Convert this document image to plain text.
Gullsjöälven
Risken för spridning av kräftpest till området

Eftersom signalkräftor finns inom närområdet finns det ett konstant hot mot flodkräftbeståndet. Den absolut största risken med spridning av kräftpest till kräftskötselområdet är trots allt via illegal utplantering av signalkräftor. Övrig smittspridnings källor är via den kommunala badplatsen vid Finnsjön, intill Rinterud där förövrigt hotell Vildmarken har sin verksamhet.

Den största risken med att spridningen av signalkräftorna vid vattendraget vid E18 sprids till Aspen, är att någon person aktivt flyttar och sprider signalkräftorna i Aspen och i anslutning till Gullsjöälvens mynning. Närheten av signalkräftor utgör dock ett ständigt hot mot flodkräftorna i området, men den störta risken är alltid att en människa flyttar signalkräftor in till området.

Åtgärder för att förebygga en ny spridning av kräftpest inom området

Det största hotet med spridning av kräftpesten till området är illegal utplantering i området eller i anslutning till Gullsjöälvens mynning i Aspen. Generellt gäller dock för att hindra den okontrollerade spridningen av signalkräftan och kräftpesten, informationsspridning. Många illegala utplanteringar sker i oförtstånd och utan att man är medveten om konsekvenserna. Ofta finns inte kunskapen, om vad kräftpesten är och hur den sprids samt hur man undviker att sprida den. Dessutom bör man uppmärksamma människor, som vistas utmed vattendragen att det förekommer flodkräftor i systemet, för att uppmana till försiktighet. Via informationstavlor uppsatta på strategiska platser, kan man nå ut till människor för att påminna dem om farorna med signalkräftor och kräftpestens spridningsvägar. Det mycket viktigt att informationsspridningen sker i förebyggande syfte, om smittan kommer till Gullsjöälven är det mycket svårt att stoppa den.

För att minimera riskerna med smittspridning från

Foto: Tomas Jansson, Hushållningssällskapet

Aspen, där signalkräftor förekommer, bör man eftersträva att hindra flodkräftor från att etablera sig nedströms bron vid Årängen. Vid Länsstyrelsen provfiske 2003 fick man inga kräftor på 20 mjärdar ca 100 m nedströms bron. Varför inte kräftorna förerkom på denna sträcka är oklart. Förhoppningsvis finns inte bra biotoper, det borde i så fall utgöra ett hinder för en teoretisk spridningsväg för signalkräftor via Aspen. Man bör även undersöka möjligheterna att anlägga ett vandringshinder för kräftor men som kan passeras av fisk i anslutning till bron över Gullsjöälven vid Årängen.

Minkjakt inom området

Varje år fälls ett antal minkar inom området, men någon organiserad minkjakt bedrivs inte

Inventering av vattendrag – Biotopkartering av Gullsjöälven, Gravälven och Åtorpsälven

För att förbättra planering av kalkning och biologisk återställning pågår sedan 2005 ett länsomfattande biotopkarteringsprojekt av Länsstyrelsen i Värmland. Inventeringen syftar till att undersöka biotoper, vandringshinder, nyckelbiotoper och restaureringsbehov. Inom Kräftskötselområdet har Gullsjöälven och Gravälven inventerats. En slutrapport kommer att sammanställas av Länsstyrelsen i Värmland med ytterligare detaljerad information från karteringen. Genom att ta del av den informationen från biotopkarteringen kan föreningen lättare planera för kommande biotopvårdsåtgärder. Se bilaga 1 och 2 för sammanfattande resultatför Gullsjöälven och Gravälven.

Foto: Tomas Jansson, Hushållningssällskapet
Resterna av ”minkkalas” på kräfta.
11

• • •

• _WHAT NEEDS TO BE DONE_
Once you have read the entries, write them out again without altering a single character.

• _SOLVED EXERCISE_
Convert this document image to plain text.
Gullsjöälven
Risken för spridning av kräftpest till området

Eftersom signalkräftor finns inom närområdet finns det ett konstant hot mot flodkräftbeståndet. Den absolut största risken med spridning av kräftpest till kräftskötselområdet är trots allt via illegal utplantering av signalkräftor. Övrig smittspridnings källor är via den kommunala badplatsen vid Finnsjön, intill Rinterud där förövrigt hotell Vildmarken har sin verksamhet.

Den största risken med att spridningen av signalkräftorna vid vattendraget vid E18 sprids till Aspen, är att någon person aktivt flyttar och sprider signalkräftorna i Aspen och i anslutning till Gullsjöälvens mynning. Närheten av signalkräftor utgör dock ett ständigt hot mot flodkräftorna i området, men den störta risken är alltid att en människa flyttar signalkräftor in till området.

Åtgärder för att förebygga en ny spridning av kräftpest inom området

Det största hotet med spridning av kräftpesten till området är illegal utplantering i området eller i anslutning till Gullsjöälvens mynning i Aspen. Generellt gäller dock för att hindra den okontrollerade spridningen av signalkräftan och kräftpesten, informationsspridning. Många illegala utplanteringar sker i oförtstånd och utan att man är medveten om konsekvenserna. Ofta finns inte kunskapen, om vad kräftpesten är och hur den sprids samt hur man undviker att sprida den. Dessutom bör man uppmärksamma människor, som vistas utmed vattendragen att det förekommer flodkräftor i systemet, för att uppmana till försiktighet. Via informationstavlor uppsatta på strategiska platser, kan man nå ut till människor för att påminna dem om farorna med signalkräftor och kräftpestens spridningsvägar. Det mycket viktigt att informationsspridningen sker i förebyggande syfte, om smittan kommer till Gullsjöälven är det mycket svårt att stoppa den.

För att minimera riskerna med smittspridning från

Foto: Tomas Jansson, Hushållningssällskapet

Aspen, där signalkräftor förekommer, bör man eftersträva att hindra flodkräftor från att etablera sig nedströms bron vid Årängen. Vid Länsstyrelsen provfiske 2003 fick man inga kräftor på 20 mjärdar ca 100 m nedströms bron. Varför inte kräftorna förerkom på denna sträcka är oklart. Förhoppningsvis finns inte bra biotoper, det borde i så fall utgöra ett hinder för en teoretisk spridningsväg för signalkräftor via Aspen. Man bör även undersöka möjligheterna att anlägga ett vandringshinder för kräftor men som kan passeras av fisk i anslutning till bron över Gullsjöälven vid Årängen.

Minkjakt inom området

Varje år fälls ett antal minkar inom området, men någon organiserad minkjakt bedrivs inte

Inventering av vattendrag – Biotopkartering av Gullsjöälven, Gravälven och Åtorpsälven

För att förbättra planering av kalkning och biologisk återställning pågår sedan 2005 ett länsomfattande biotopkarteringsprojekt av Länsstyrelsen i Värmland. Inventeringen syftar till att undersöka biotoper, vandringshinder, nyckelbiotoper och restaureringsbehov. Inom Kräftskötselområdet har Gullsjöälven och Gravälven inventerats. En slutrapport kommer att sammanställas av Länsstyrelsen i Värmland med ytterligare detaljerad information från karteringen. Genom att ta del av den informationen från biotopkarteringen kan föreningen lättare planera för kommande biotopvårdsåtgärder. Se bilaga 1 och 2 för sammanfattande resultatför Gullsjöälven och Gravälven.

Foto: Tomas Jansson, Hushållningssällskapet
Resterna av ”minkkalas” på kräfta.
11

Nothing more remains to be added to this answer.